● Your task:
Set down each entry exactly as given; pictures should not appear in the copy.

● Data to use:
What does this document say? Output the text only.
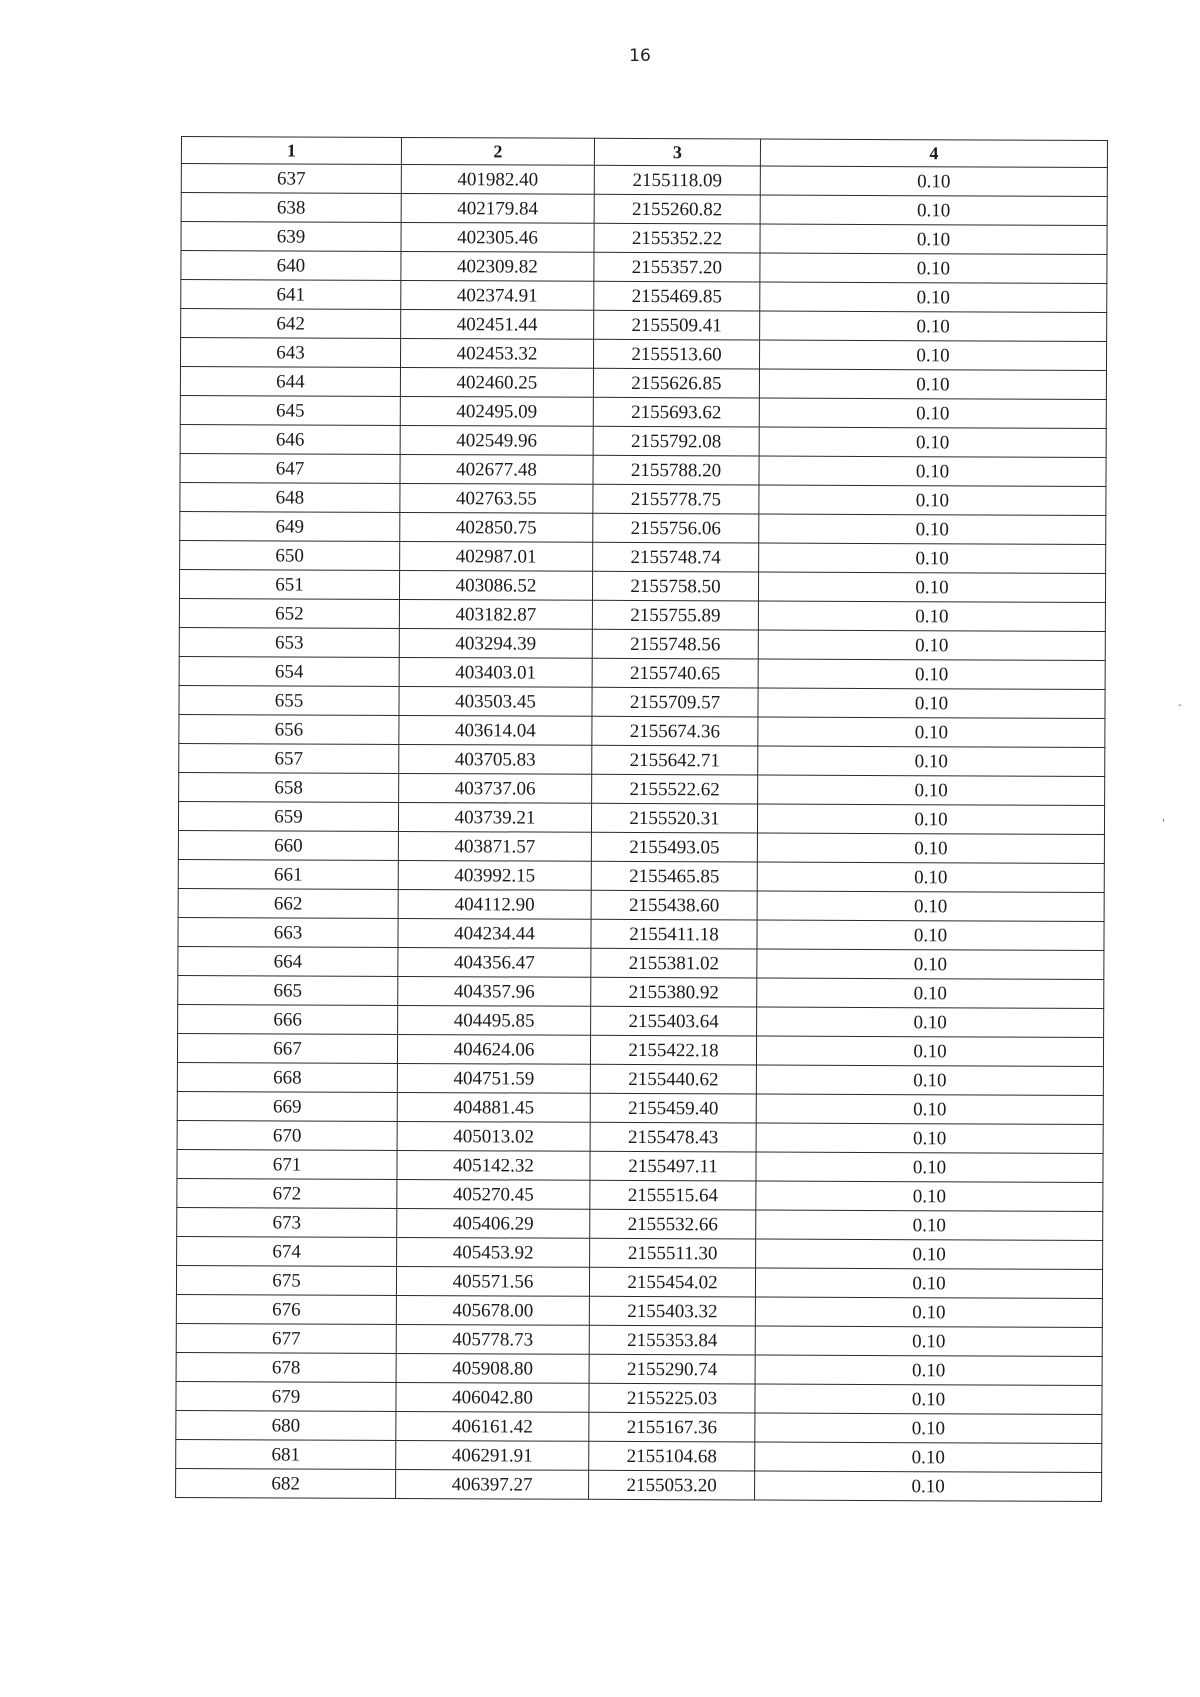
16
1	2	3	4
637	401982.40	2155118.09	0.10
638	402179.84	2155260.82	0.10
639	402305.46	2155352.22	0.10
640	402309.82	2155357.20	0.10
641	402374.91	2155469.85	0.10
642	402451.44	2155509.41	0.10
643	402453.32	2155513.60	0.10
644	402460.25	2155626.85	0.10
645	402495.09	2155693.62	0.10
646	402549.96	2155792.08	0.10
647	402677.48	2155788.20	0.10
648	402763.55	2155778.75	0.10
649	402850.75	2155756.06	0.10
650	402987.01	2155748.74	0.10
651	403086.52	2155758.50	0.10
652	403182.87	2155755.89	0.10
653	403294.39	2155748.56	0.10
654	403403.01	2155740.65	0.10
655	403503.45	2155709.57	0.10
656	403614.04	2155674.36	0.10
657	403705.83	2155642.71	0.10
658	403737.06	2155522.62	0.10
659	403739.21	2155520.31	0.10
660	403871.57	2155493.05	0.10
661	403992.15	2155465.85	0.10
662	404112.90	2155438.60	0.10
663	404234.44	2155411.18	0.10
664	404356.47	2155381.02	0.10
665	404357.96	2155380.92	0.10
666	404495.85	2155403.64	0.10
667	404624.06	2155422.18	0.10
668	404751.59	2155440.62	0.10
669	404881.45	2155459.40	0.10
670	405013.02	2155478.43	0.10
671	405142.32	2155497.11	0.10
672	405270.45	2155515.64	0.10
673	405406.29	2155532.66	0.10
674	405453.92	2155511.30	0.10
675	405571.56	2155454.02	0.10
676	405678.00	2155403.32	0.10
677	405778.73	2155353.84	0.10
678	405908.80	2155290.74	0.10
679	406042.80	2155225.03	0.10
680	406161.42	2155167.36	0.10
681	406291.91	2155104.68	0.10
682	406397.27	2155053.20	0.10
-
'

● Finished answer:
What does this document say? Output the text only.
16
1	2	3	4
637	401982.40	2155118.09	0.10
638	402179.84	2155260.82	0.10
639	402305.46	2155352.22	0.10
640	402309.82	2155357.20	0.10
641	402374.91	2155469.85	0.10
642	402451.44	2155509.41	0.10
643	402453.32	2155513.60	0.10
644	402460.25	2155626.85	0.10
645	402495.09	2155693.62	0.10
646	402549.96	2155792.08	0.10
647	402677.48	2155788.20	0.10
648	402763.55	2155778.75	0.10
649	402850.75	2155756.06	0.10
650	402987.01	2155748.74	0.10
651	403086.52	2155758.50	0.10
652	403182.87	2155755.89	0.10
653	403294.39	2155748.56	0.10
654	403403.01	2155740.65	0.10
655	403503.45	2155709.57	0.10
656	403614.04	2155674.36	0.10
657	403705.83	2155642.71	0.10
658	403737.06	2155522.62	0.10
659	403739.21	2155520.31	0.10
660	403871.57	2155493.05	0.10
661	403992.15	2155465.85	0.10
662	404112.90	2155438.60	0.10
663	404234.44	2155411.18	0.10
664	404356.47	2155381.02	0.10
665	404357.96	2155380.92	0.10
666	404495.85	2155403.64	0.10
667	404624.06	2155422.18	0.10
668	404751.59	2155440.62	0.10
669	404881.45	2155459.40	0.10
670	405013.02	2155478.43	0.10
671	405142.32	2155497.11	0.10
672	405270.45	2155515.64	0.10
673	405406.29	2155532.66	0.10
674	405453.92	2155511.30	0.10
675	405571.56	2155454.02	0.10
676	405678.00	2155403.32	0.10
677	405778.73	2155353.84	0.10
678	405908.80	2155290.74	0.10
679	406042.80	2155225.03	0.10
680	406161.42	2155167.36	0.10
681	406291.91	2155104.68	0.10
682	406397.27	2155053.20	0.10
-
'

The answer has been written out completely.